▶ _The request_: For each line of the data below that holds "LANE", copy the line.

(Rows from a dataset)
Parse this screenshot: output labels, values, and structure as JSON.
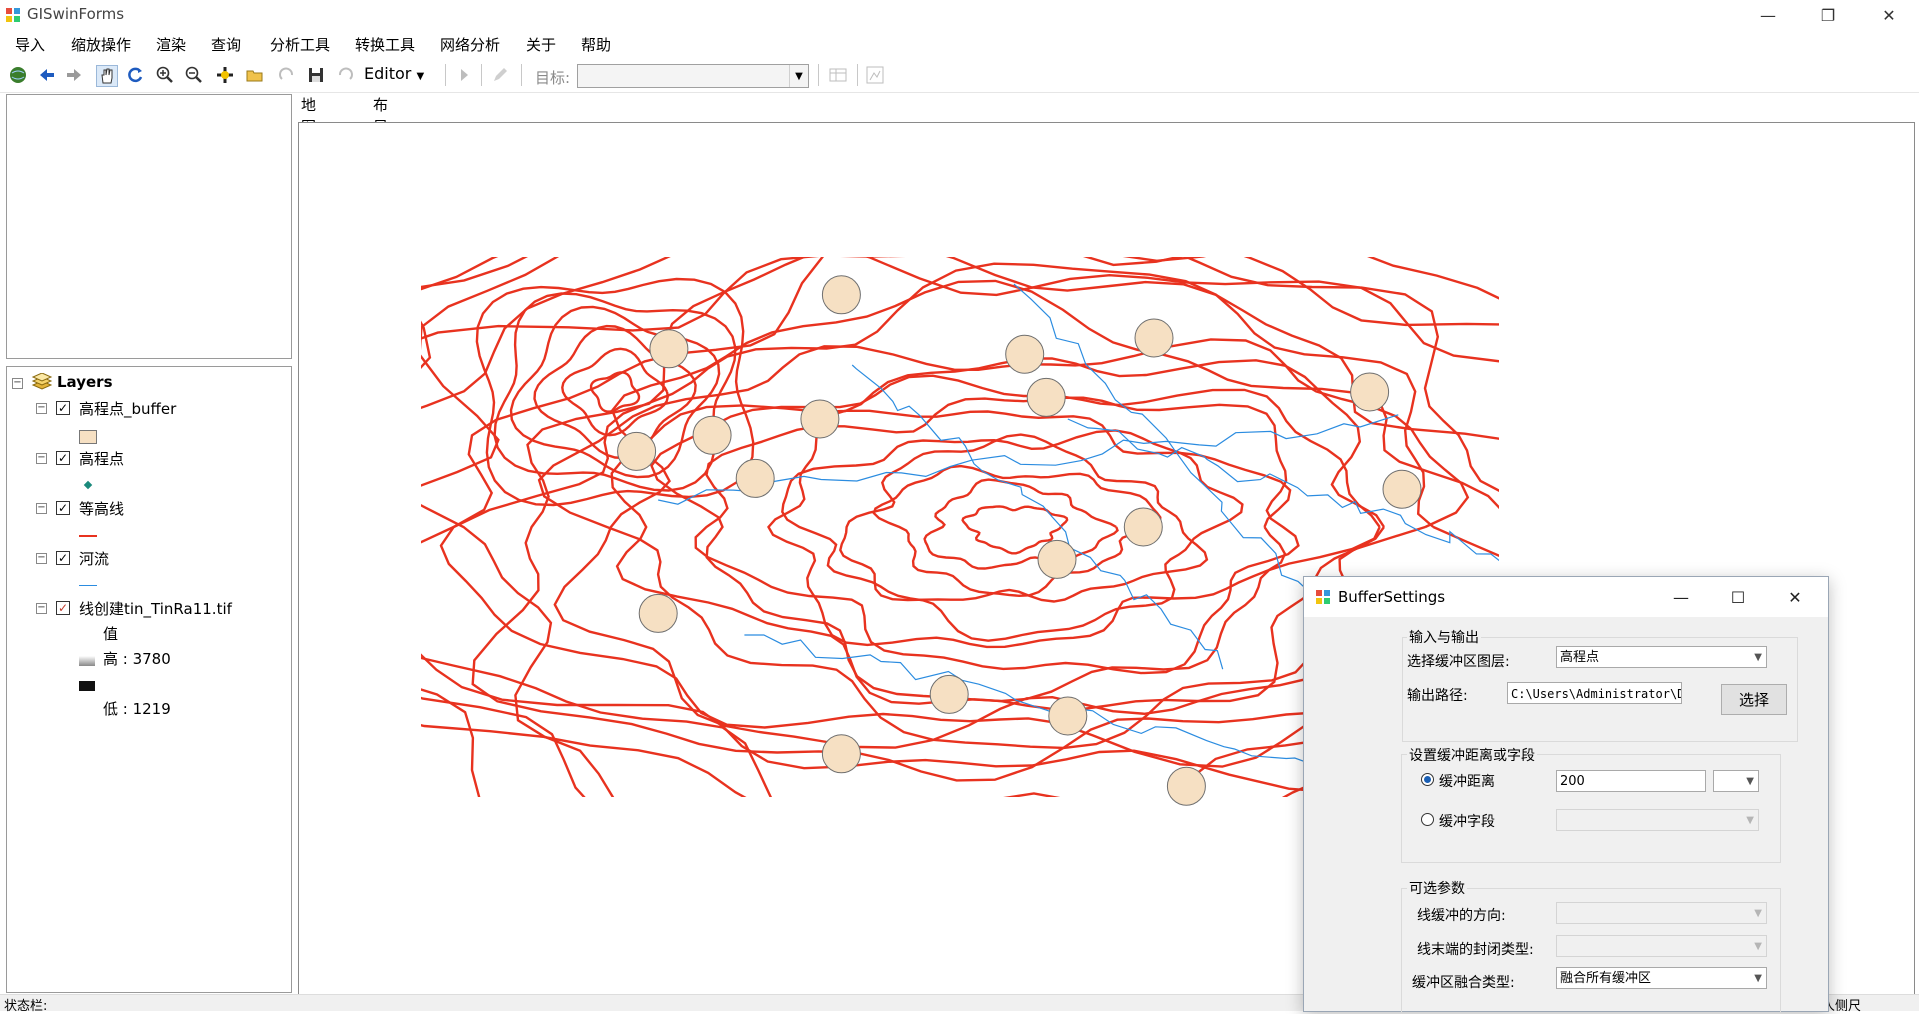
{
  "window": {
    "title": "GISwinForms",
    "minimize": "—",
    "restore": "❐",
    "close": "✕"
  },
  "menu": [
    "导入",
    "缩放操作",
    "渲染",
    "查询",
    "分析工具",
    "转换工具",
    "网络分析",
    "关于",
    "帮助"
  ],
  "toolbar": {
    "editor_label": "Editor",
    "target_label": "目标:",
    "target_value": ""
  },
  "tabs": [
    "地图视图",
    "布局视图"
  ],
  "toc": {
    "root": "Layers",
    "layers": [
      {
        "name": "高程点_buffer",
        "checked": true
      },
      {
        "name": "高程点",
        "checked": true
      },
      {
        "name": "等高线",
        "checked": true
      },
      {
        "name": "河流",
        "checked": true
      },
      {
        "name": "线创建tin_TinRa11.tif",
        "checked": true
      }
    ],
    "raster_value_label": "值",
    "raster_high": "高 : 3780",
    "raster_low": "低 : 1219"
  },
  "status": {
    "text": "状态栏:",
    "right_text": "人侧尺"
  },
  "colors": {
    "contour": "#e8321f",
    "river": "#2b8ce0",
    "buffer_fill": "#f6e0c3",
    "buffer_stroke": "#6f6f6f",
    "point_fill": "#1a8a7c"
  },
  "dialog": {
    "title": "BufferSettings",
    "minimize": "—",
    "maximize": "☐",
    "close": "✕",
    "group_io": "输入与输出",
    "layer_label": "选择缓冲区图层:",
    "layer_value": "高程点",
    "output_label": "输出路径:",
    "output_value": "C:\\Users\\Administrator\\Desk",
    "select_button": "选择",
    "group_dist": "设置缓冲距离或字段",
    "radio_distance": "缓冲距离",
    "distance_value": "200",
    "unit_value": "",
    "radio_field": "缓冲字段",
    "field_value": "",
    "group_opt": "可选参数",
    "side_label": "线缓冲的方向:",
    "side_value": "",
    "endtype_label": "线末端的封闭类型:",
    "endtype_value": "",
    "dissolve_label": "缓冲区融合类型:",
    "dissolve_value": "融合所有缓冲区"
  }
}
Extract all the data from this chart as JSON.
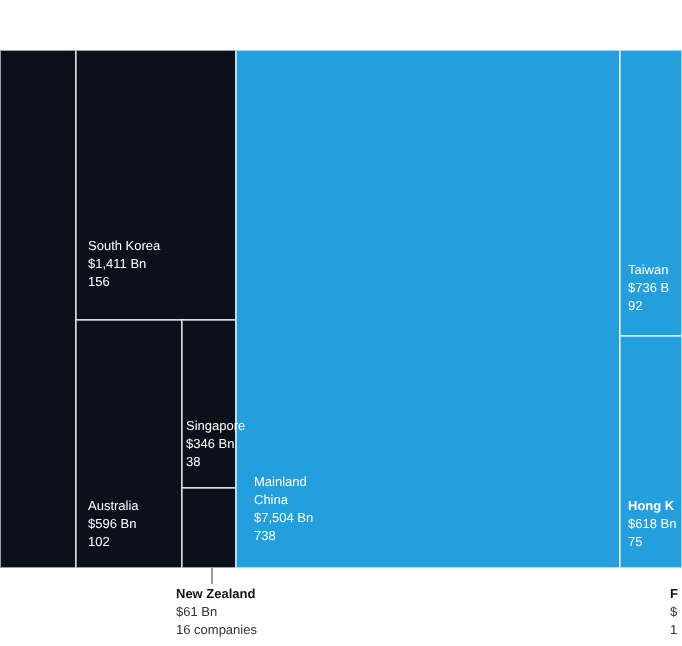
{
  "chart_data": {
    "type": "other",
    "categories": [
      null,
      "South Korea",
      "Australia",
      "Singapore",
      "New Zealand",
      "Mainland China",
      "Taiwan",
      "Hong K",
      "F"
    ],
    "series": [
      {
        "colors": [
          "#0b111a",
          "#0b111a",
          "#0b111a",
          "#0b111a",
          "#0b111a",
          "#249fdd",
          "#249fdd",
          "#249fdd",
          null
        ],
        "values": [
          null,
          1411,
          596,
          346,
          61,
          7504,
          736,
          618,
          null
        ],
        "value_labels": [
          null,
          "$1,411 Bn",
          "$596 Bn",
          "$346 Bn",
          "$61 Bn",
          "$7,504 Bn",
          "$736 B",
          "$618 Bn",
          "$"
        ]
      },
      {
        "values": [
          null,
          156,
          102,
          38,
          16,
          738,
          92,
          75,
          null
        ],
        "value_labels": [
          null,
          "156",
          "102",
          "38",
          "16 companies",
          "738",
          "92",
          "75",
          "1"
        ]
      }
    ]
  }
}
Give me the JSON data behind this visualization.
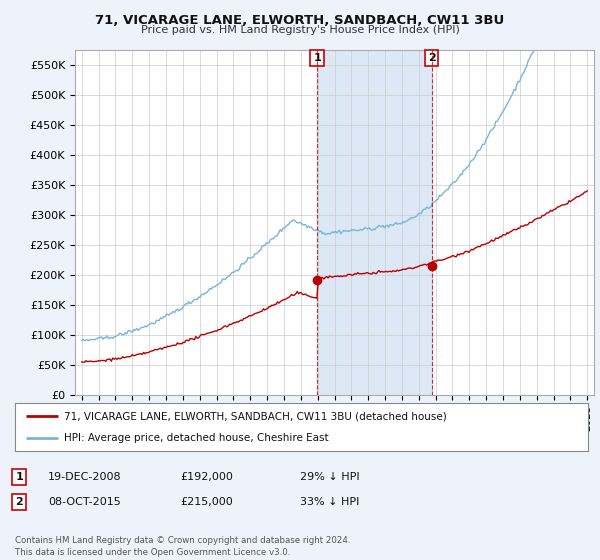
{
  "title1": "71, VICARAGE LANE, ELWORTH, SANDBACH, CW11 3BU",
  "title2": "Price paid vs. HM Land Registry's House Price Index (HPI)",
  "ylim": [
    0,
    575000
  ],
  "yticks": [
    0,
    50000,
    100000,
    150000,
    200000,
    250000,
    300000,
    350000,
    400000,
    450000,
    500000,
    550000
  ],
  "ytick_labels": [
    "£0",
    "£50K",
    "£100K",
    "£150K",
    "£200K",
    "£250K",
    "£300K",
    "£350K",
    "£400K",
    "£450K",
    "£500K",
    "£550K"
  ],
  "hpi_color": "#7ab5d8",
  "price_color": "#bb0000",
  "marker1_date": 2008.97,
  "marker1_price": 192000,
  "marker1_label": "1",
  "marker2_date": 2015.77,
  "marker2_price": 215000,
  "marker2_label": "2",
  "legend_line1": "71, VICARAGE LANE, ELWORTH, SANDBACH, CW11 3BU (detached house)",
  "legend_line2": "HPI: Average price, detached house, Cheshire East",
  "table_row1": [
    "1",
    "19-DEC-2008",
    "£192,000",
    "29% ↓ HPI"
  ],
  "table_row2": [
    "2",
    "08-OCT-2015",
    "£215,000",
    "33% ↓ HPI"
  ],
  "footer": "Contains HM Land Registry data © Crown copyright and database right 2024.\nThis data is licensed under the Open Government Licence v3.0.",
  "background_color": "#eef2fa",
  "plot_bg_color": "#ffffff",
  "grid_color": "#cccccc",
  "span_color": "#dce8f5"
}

▶ _Written answer_:
  "title1": "71, VICARAGE LANE, ELWORTH, SANDBACH, CW11 3BU",
  "legend_line1": "71, VICARAGE LANE, ELWORTH, SANDBACH, CW11 3BU (detached house)",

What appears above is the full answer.